— START Supplied records —
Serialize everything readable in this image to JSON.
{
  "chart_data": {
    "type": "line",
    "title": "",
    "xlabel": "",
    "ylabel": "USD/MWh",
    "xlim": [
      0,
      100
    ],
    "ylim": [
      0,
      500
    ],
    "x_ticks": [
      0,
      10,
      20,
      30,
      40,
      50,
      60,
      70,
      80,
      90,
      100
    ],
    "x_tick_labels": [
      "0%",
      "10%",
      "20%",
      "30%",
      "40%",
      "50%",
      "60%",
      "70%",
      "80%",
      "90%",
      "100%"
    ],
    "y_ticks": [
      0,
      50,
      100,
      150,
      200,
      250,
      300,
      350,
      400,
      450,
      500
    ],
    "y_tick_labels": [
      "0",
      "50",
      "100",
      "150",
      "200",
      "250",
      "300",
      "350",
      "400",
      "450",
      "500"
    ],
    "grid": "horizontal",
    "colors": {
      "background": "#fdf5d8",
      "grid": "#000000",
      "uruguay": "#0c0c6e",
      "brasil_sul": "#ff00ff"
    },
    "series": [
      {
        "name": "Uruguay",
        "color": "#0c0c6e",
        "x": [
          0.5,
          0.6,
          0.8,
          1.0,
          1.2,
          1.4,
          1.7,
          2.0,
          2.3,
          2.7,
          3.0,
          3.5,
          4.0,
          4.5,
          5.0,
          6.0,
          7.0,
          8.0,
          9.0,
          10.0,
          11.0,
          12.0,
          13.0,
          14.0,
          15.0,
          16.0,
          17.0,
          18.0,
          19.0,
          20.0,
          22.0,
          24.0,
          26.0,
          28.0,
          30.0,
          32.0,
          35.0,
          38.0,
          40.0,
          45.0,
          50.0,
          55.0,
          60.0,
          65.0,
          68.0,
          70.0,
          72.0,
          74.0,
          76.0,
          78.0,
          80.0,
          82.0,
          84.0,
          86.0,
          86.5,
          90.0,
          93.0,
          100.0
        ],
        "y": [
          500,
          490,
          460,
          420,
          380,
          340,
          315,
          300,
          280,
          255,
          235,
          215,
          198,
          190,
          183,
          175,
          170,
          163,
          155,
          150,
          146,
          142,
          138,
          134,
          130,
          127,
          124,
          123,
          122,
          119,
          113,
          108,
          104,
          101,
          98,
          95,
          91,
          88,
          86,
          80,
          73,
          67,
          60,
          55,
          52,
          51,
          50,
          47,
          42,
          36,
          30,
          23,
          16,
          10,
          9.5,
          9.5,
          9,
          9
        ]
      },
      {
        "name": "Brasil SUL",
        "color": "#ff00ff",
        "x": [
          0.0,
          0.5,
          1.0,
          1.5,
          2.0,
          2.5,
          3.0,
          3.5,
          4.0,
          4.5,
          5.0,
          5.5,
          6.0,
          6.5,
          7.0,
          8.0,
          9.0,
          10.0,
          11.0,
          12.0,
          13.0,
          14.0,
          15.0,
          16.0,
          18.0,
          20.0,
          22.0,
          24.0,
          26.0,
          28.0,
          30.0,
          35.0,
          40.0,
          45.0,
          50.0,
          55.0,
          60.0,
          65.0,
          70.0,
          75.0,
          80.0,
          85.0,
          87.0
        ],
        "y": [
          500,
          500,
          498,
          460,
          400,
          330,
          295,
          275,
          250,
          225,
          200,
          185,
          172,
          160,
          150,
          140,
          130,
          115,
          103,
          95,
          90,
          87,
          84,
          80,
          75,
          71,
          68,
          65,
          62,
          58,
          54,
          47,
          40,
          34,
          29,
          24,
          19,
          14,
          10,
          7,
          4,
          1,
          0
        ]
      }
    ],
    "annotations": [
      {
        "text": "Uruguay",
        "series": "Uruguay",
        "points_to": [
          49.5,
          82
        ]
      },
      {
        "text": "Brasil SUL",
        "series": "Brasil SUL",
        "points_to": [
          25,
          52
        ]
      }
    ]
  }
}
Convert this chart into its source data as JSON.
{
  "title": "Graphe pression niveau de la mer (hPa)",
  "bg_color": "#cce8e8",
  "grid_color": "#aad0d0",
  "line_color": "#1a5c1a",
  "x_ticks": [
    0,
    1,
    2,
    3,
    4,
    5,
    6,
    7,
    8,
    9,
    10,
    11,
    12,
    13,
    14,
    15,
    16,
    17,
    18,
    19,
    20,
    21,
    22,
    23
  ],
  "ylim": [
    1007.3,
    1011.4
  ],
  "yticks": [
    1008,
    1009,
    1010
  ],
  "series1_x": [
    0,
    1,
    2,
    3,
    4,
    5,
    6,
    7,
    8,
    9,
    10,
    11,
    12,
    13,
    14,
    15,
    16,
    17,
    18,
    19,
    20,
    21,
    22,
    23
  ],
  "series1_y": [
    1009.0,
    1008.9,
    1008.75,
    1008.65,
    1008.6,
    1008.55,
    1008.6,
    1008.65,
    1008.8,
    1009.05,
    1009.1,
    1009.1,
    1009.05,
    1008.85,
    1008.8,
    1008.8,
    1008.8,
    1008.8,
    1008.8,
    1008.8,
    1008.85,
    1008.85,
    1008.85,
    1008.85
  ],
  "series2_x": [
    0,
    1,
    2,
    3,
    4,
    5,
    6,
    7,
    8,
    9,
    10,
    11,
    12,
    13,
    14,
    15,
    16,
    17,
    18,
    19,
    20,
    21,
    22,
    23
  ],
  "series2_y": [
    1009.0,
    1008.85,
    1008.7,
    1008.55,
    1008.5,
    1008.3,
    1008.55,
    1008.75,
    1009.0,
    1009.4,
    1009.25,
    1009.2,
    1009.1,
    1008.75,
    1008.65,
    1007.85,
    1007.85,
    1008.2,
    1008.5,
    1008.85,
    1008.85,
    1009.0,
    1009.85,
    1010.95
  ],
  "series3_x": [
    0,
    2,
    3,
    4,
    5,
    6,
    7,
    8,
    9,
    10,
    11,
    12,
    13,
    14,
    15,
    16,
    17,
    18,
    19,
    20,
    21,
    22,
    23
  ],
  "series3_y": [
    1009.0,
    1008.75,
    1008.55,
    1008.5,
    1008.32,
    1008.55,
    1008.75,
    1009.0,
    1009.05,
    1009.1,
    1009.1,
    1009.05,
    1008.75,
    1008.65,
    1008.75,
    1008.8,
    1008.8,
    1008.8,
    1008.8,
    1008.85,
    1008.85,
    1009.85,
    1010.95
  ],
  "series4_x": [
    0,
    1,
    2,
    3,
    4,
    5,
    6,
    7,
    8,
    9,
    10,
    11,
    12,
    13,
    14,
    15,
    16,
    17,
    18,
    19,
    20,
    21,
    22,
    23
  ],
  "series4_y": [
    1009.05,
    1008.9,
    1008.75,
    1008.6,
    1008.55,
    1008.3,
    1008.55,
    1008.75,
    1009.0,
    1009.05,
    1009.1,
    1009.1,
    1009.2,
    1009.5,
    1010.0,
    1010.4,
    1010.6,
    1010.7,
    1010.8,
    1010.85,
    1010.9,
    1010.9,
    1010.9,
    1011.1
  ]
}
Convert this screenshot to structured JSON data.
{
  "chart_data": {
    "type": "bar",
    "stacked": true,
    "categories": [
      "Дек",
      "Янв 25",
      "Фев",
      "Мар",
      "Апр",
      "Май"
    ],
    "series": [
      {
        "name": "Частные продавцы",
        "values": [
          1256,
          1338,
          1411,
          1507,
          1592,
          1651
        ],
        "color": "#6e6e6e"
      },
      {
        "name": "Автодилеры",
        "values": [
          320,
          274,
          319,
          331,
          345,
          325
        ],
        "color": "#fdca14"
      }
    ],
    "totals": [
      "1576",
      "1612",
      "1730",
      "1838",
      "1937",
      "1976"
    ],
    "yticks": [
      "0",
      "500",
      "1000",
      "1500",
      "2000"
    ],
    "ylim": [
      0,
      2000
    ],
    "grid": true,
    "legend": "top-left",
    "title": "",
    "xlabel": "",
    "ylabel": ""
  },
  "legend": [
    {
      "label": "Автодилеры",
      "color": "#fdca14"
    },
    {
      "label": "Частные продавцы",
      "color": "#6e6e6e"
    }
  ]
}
— END Supplied records —
- Written instruction -
Lines from the one containing "Convert this screenshot" through the final line are to be given again verbatim, with nothing before or after.

- The response -
Convert this screenshot to structured JSON data.
{
  "chart_data": {
    "type": "bar",
    "stacked": true,
    "categories": [
      "Дек",
      "Янв 25",
      "Фев",
      "Мар",
      "Апр",
      "Май"
    ],
    "series": [
      {
        "name": "Частные продавцы",
        "values": [
          1256,
          1338,
          1411,
          1507,
          1592,
          1651
        ],
        "color": "#6e6e6e"
      },
      {
        "name": "Автодилеры",
        "values": [
          320,
          274,
          319,
          331,
          345,
          325
        ],
        "color": "#fdca14"
      }
    ],
    "totals": [
      "1576",
      "1612",
      "1730",
      "1838",
      "1937",
      "1976"
    ],
    "yticks": [
      "0",
      "500",
      "1000",
      "1500",
      "2000"
    ],
    "ylim": [
      0,
      2000
    ],
    "grid": true,
    "legend": "top-left",
    "title": "",
    "xlabel": "",
    "ylabel": ""
  },
  "legend": [
    {
      "label": "Автодилеры",
      "color": "#fdca14"
    },
    {
      "label": "Частные продавцы",
      "color": "#6e6e6e"
    }
  ]
}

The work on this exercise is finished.